Objective
Copy every record word for word.

Task material
--------------------------------------------------

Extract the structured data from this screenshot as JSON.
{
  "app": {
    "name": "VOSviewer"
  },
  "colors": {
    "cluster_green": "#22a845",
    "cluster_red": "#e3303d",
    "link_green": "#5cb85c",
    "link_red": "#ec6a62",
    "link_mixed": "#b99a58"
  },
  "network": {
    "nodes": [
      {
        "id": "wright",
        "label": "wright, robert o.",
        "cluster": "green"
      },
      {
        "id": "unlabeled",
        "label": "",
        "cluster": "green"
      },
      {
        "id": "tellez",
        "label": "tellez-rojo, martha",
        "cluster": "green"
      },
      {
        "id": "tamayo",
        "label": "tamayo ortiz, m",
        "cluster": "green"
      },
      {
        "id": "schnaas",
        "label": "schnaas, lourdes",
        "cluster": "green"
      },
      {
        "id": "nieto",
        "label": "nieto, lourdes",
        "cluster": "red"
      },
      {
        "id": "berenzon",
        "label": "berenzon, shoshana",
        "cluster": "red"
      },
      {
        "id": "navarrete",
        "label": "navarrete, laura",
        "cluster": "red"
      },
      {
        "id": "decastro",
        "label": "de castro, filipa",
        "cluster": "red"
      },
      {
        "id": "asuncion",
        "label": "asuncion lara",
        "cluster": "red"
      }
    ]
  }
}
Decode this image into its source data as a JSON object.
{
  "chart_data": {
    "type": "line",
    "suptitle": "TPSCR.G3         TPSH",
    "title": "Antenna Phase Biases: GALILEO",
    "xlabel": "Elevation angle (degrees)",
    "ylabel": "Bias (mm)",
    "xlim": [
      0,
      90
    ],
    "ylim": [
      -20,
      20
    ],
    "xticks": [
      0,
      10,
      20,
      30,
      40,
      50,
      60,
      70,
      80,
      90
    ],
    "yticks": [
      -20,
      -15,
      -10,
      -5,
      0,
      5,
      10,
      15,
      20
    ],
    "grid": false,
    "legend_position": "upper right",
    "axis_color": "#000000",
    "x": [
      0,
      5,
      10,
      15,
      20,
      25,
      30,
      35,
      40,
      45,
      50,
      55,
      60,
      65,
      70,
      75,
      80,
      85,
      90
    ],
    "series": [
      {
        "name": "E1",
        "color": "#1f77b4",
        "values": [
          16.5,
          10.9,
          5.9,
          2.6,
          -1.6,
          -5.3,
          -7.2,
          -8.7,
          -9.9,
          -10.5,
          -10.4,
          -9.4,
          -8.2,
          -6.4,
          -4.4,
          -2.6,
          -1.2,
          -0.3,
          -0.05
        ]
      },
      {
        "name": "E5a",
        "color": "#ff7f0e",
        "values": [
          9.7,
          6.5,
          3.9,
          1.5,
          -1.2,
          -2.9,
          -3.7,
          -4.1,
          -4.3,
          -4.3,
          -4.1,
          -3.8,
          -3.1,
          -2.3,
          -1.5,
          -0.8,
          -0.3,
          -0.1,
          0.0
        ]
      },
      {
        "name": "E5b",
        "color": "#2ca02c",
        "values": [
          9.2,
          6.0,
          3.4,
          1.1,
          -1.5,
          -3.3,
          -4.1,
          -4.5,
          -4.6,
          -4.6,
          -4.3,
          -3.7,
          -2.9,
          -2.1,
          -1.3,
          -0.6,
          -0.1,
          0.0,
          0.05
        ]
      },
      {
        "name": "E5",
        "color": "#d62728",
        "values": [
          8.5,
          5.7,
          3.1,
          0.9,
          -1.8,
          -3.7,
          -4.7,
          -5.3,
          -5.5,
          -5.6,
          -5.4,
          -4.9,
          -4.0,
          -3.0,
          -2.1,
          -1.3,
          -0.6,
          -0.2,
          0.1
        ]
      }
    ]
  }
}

--------------------------------------------------

Result of this exercise
Extract the structured data from this screenshot as JSON.
{
  "app": {
    "name": "VOSviewer"
  },
  "colors": {
    "cluster_green": "#22a845",
    "cluster_red": "#e3303d",
    "link_green": "#5cb85c",
    "link_red": "#ec6a62",
    "link_mixed": "#b99a58"
  },
  "network": {
    "nodes": [
      {
        "id": "wright",
        "label": "wright, robert o.",
        "cluster": "green"
      },
      {
        "id": "unlabeled",
        "label": "",
        "cluster": "green"
      },
      {
        "id": "tellez",
        "label": "tellez-rojo, martha",
        "cluster": "green"
      },
      {
        "id": "tamayo",
        "label": "tamayo ortiz, m",
        "cluster": "green"
      },
      {
        "id": "schnaas",
        "label": "schnaas, lourdes",
        "cluster": "green"
      },
      {
        "id": "nieto",
        "label": "nieto, lourdes",
        "cluster": "red"
      },
      {
        "id": "berenzon",
        "label": "berenzon, shoshana",
        "cluster": "red"
      },
      {
        "id": "navarrete",
        "label": "navarrete, laura",
        "cluster": "red"
      },
      {
        "id": "decastro",
        "label": "de castro, filipa",
        "cluster": "red"
      },
      {
        "id": "asuncion",
        "label": "asuncion lara",
        "cluster": "red"
      }
    ]
  }
}
Decode this image into its source data as a JSON object.
{
  "chart_data": {
    "type": "line",
    "suptitle": "TPSCR.G3         TPSH",
    "title": "Antenna Phase Biases: GALILEO",
    "xlabel": "Elevation angle (degrees)",
    "ylabel": "Bias (mm)",
    "xlim": [
      0,
      90
    ],
    "ylim": [
      -20,
      20
    ],
    "xticks": [
      0,
      10,
      20,
      30,
      40,
      50,
      60,
      70,
      80,
      90
    ],
    "yticks": [
      -20,
      -15,
      -10,
      -5,
      0,
      5,
      10,
      15,
      20
    ],
    "grid": false,
    "legend_position": "upper right",
    "axis_color": "#000000",
    "x": [
      0,
      5,
      10,
      15,
      20,
      25,
      30,
      35,
      40,
      45,
      50,
      55,
      60,
      65,
      70,
      75,
      80,
      85,
      90
    ],
    "series": [
      {
        "name": "E1",
        "color": "#1f77b4",
        "values": [
          16.5,
          10.9,
          5.9,
          2.6,
          -1.6,
          -5.3,
          -7.2,
          -8.7,
          -9.9,
          -10.5,
          -10.4,
          -9.4,
          -8.2,
          -6.4,
          -4.4,
          -2.6,
          -1.2,
          -0.3,
          -0.05
        ]
      },
      {
        "name": "E5a",
        "color": "#ff7f0e",
        "values": [
          9.7,
          6.5,
          3.9,
          1.5,
          -1.2,
          -2.9,
          -3.7,
          -4.1,
          -4.3,
          -4.3,
          -4.1,
          -3.8,
          -3.1,
          -2.3,
          -1.5,
          -0.8,
          -0.3,
          -0.1,
          0.0
        ]
      },
      {
        "name": "E5b",
        "color": "#2ca02c",
        "values": [
          9.2,
          6.0,
          3.4,
          1.1,
          -1.5,
          -3.3,
          -4.1,
          -4.5,
          -4.6,
          -4.6,
          -4.3,
          -3.7,
          -2.9,
          -2.1,
          -1.3,
          -0.6,
          -0.1,
          0.0,
          0.05
        ]
      },
      {
        "name": "E5",
        "color": "#d62728",
        "values": [
          8.5,
          5.7,
          3.1,
          0.9,
          -1.8,
          -3.7,
          -4.7,
          -5.3,
          -5.5,
          -5.6,
          -5.4,
          -4.9,
          -4.0,
          -3.0,
          -2.1,
          -1.3,
          -0.6,
          -0.2,
          0.1
        ]
      }
    ]
  }
}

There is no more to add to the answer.